**Your instructions**
Copy out the records precisely, omitting pictures.

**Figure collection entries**
☆ ☆ ☆

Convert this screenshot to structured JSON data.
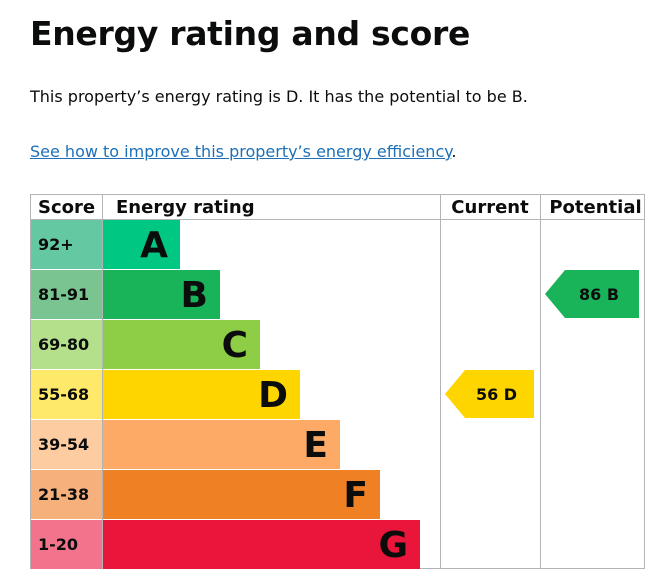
{
  "heading": "Energy rating and score",
  "summary": "This property’s energy rating is D. It has the potential to be B.",
  "link": {
    "text": "See how to improve this property’s energy efficiency",
    "suffix": "."
  },
  "chart_data": {
    "type": "bar",
    "headers": {
      "score": "Score",
      "rating": "Energy rating",
      "current": "Current",
      "potential": "Potential"
    },
    "bands": [
      {
        "letter": "A",
        "range": "92+",
        "bar_color": "#00c781",
        "score_bg": "#64c9a2"
      },
      {
        "letter": "B",
        "range": "81-91",
        "bar_color": "#19b459",
        "score_bg": "#7ac491"
      },
      {
        "letter": "C",
        "range": "69-80",
        "bar_color": "#8dce46",
        "score_bg": "#b4e08b"
      },
      {
        "letter": "D",
        "range": "55-68",
        "bar_color": "#ffd500",
        "score_bg": "#ffe96a"
      },
      {
        "letter": "E",
        "range": "39-54",
        "bar_color": "#fcaa65",
        "score_bg": "#fdcca1"
      },
      {
        "letter": "F",
        "range": "21-38",
        "bar_color": "#ef8023",
        "score_bg": "#f6b07b"
      },
      {
        "letter": "G",
        "range": "1-20",
        "bar_color": "#e9153b",
        "score_bg": "#f2738b"
      }
    ],
    "current": {
      "score": 56,
      "band": "D",
      "label": "56 D",
      "color": "#ffd500"
    },
    "potential": {
      "score": 86,
      "band": "B",
      "label": "86 B",
      "color": "#19b459"
    }
  }
}
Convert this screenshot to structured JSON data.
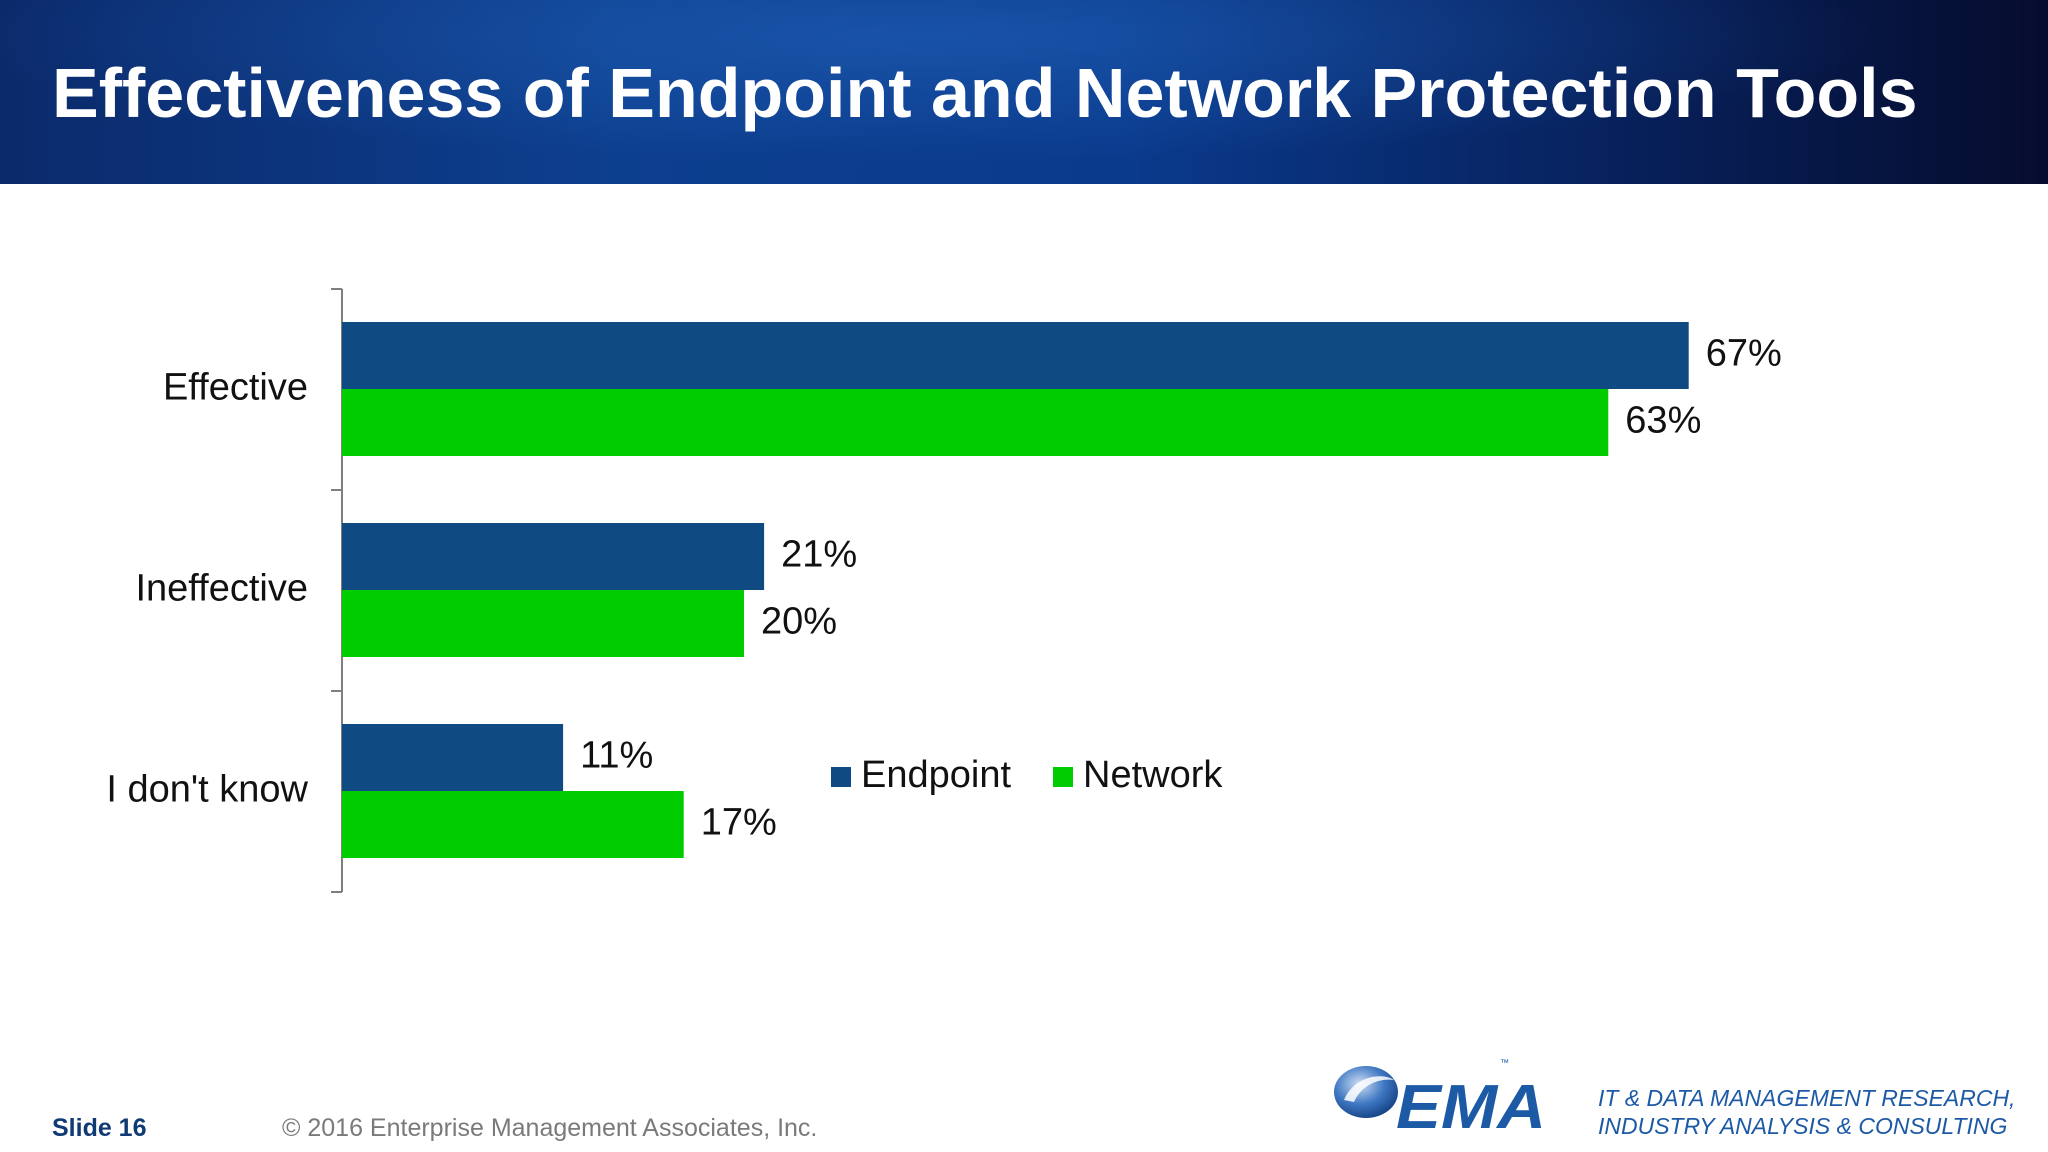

☆ ☆ ☆

**Response**
Convert this screenshot to structured JSON data.
{
  "heading": "Energy rating and score",
  "summary": "This property’s energy rating is D. It has the potential to be B.",
  "link": {
    "text": "See how to improve this property’s energy efficiency",
    "suffix": "."
  },
  "chart_data": {
    "type": "bar",
    "headers": {
      "score": "Score",
      "rating": "Energy rating",
      "current": "Current",
      "potential": "Potential"
    },
    "bands": [
      {
        "letter": "A",
        "range": "92+",
        "bar_color": "#00c781",
        "score_bg": "#64c9a2"
      },
      {
        "letter": "B",
        "range": "81-91",
        "bar_color": "#19b459",
        "score_bg": "#7ac491"
      },
      {
        "letter": "C",
        "range": "69-80",
        "bar_color": "#8dce46",
        "score_bg": "#b4e08b"
      },
      {
        "letter": "D",
        "range": "55-68",
        "bar_color": "#ffd500",
        "score_bg": "#ffe96a"
      },
      {
        "letter": "E",
        "range": "39-54",
        "bar_color": "#fcaa65",
        "score_bg": "#fdcca1"
      },
      {
        "letter": "F",
        "range": "21-38",
        "bar_color": "#ef8023",
        "score_bg": "#f6b07b"
      },
      {
        "letter": "G",
        "range": "1-20",
        "bar_color": "#e9153b",
        "score_bg": "#f2738b"
      }
    ],
    "current": {
      "score": 56,
      "band": "D",
      "label": "56 D",
      "color": "#ffd500"
    },
    "potential": {
      "score": 86,
      "band": "B",
      "label": "86 B",
      "color": "#19b459"
    }
  }
}
Convert this screenshot to structured JSON data.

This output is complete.